— start Records for this task —
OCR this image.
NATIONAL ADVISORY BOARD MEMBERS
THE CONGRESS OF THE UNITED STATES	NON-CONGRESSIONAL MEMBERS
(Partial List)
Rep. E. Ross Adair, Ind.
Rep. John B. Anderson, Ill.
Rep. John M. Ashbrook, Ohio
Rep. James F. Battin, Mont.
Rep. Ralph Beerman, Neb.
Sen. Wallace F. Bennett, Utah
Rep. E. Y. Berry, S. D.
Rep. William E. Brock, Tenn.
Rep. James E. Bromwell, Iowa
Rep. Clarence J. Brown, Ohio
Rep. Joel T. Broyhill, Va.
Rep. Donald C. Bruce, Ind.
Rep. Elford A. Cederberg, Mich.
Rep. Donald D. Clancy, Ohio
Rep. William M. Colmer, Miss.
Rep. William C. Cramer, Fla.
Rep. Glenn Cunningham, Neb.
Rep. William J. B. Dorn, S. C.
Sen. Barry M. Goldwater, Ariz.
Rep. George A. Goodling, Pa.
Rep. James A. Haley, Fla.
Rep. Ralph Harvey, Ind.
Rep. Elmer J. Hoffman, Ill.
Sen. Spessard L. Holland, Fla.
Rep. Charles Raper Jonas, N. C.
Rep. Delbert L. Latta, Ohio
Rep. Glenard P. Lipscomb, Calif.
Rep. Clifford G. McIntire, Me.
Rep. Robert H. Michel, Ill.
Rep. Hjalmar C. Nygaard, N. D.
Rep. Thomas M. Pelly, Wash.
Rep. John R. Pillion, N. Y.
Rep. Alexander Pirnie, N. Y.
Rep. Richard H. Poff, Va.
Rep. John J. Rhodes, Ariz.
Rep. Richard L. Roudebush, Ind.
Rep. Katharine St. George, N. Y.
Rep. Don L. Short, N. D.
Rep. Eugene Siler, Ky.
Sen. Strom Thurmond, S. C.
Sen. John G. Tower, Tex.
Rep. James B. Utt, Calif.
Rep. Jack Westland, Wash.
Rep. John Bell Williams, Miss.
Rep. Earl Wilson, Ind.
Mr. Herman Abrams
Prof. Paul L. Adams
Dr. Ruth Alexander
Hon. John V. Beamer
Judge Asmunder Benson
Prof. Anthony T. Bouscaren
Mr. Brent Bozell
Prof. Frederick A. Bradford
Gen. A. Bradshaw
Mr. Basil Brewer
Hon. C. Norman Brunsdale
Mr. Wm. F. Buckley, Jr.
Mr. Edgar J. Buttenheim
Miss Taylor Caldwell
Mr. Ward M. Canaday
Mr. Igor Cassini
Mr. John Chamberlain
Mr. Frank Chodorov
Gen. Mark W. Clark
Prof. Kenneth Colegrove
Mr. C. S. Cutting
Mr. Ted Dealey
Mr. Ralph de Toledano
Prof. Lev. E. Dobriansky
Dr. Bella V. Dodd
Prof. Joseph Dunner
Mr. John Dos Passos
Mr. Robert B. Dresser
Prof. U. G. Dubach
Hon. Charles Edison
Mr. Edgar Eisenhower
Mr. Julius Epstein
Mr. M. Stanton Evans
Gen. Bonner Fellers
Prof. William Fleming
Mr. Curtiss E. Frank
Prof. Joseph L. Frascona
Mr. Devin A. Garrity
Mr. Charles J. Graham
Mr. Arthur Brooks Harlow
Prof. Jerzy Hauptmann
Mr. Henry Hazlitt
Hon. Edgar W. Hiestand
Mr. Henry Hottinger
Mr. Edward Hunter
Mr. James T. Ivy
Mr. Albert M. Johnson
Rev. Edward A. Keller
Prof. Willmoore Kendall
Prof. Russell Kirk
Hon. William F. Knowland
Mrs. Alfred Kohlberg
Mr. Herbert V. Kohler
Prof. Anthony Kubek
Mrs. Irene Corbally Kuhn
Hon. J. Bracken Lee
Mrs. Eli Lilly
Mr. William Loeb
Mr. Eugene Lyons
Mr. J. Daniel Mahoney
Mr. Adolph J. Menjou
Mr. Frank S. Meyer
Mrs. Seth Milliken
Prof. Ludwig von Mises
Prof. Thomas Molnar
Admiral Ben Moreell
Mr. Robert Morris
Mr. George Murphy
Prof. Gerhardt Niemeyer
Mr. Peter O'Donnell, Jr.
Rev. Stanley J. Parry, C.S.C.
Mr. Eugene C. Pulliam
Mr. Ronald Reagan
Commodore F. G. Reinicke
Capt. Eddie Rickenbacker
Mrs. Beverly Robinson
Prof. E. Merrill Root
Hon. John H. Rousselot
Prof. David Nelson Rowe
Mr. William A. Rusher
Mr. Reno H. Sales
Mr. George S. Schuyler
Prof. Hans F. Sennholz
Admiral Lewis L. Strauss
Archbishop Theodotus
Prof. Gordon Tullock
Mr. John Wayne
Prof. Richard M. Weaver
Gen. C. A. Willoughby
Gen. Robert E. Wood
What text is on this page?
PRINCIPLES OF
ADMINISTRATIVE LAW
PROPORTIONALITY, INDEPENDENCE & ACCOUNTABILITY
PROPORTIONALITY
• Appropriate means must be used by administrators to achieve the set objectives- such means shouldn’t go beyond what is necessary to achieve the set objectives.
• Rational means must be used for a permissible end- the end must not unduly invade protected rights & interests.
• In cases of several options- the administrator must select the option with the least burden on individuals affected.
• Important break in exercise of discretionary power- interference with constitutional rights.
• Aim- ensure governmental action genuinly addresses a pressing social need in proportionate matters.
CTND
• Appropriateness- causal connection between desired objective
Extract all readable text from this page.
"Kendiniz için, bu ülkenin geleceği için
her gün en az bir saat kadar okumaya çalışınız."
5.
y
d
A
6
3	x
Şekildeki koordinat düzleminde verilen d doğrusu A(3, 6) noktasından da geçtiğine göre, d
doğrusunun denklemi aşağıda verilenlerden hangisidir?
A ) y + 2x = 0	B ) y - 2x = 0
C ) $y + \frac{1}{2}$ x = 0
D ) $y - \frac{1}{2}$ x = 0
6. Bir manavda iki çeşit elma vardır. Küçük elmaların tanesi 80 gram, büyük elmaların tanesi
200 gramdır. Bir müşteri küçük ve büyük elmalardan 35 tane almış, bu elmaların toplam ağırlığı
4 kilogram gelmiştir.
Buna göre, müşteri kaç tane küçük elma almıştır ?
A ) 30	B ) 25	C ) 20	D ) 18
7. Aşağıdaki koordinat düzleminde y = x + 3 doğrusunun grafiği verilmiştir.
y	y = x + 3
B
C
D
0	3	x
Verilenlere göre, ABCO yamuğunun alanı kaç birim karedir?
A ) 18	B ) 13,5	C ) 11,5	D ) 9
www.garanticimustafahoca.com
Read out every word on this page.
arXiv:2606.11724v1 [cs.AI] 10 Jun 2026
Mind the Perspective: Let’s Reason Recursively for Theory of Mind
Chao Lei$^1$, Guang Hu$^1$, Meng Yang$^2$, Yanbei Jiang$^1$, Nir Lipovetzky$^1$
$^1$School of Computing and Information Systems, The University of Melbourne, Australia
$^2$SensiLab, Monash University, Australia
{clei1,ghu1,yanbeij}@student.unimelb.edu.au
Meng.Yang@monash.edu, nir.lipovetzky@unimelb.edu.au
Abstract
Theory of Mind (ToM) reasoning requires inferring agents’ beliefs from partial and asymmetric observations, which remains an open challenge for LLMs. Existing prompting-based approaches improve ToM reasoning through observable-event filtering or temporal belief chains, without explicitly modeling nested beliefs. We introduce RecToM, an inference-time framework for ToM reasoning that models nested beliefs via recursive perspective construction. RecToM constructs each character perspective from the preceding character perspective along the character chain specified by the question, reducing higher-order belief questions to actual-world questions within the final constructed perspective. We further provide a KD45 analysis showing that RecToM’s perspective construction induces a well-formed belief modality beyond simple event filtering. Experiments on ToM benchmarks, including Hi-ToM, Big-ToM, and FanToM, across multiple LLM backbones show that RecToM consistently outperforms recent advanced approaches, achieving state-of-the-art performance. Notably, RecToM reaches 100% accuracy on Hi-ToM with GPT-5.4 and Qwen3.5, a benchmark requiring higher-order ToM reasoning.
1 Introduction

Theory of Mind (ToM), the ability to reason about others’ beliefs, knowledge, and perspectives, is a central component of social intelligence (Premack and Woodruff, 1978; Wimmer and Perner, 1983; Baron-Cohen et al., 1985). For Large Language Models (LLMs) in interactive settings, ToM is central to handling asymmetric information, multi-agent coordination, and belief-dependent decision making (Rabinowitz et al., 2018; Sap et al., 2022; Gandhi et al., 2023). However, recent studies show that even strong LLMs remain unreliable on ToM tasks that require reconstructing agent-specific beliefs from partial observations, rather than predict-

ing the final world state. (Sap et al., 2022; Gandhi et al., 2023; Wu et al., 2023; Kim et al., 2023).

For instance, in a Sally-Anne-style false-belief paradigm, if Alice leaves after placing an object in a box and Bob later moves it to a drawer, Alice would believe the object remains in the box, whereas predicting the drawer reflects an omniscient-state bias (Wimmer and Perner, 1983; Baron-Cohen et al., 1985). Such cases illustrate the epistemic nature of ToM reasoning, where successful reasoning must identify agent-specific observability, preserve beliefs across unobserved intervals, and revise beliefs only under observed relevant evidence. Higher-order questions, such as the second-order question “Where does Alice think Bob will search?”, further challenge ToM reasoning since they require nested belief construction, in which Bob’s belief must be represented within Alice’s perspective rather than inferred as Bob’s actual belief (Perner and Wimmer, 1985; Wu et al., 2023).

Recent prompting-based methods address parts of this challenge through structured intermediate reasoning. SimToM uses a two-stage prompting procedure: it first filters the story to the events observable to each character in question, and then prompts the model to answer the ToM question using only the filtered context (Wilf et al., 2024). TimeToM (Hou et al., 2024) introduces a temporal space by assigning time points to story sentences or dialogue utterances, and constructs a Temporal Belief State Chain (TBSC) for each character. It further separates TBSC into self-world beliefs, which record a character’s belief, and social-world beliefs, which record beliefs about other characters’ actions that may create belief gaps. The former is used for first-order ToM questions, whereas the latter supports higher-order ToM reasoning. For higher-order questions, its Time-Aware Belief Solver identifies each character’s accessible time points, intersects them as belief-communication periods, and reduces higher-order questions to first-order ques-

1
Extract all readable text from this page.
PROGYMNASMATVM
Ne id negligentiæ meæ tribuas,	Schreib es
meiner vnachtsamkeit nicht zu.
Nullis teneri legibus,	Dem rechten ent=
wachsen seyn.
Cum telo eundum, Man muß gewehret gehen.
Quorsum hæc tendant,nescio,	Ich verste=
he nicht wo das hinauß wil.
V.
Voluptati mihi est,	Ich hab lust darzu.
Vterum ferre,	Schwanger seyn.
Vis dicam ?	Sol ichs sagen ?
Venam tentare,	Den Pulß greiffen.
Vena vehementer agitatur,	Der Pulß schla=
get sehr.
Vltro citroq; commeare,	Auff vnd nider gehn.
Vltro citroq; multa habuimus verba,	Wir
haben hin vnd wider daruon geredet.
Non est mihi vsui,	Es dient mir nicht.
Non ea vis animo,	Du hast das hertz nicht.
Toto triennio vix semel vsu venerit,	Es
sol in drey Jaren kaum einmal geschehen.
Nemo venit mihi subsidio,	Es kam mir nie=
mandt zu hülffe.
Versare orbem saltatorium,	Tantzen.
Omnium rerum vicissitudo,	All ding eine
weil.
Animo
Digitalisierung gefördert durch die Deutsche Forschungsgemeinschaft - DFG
— end Records for this task —
- **Requirements**
Collect from the data above every line that includes "page".

- **Reply to the task**
What text is on this page?
Extract all readable text from this page.
Read out every word on this page.
Extract all readable text from this page.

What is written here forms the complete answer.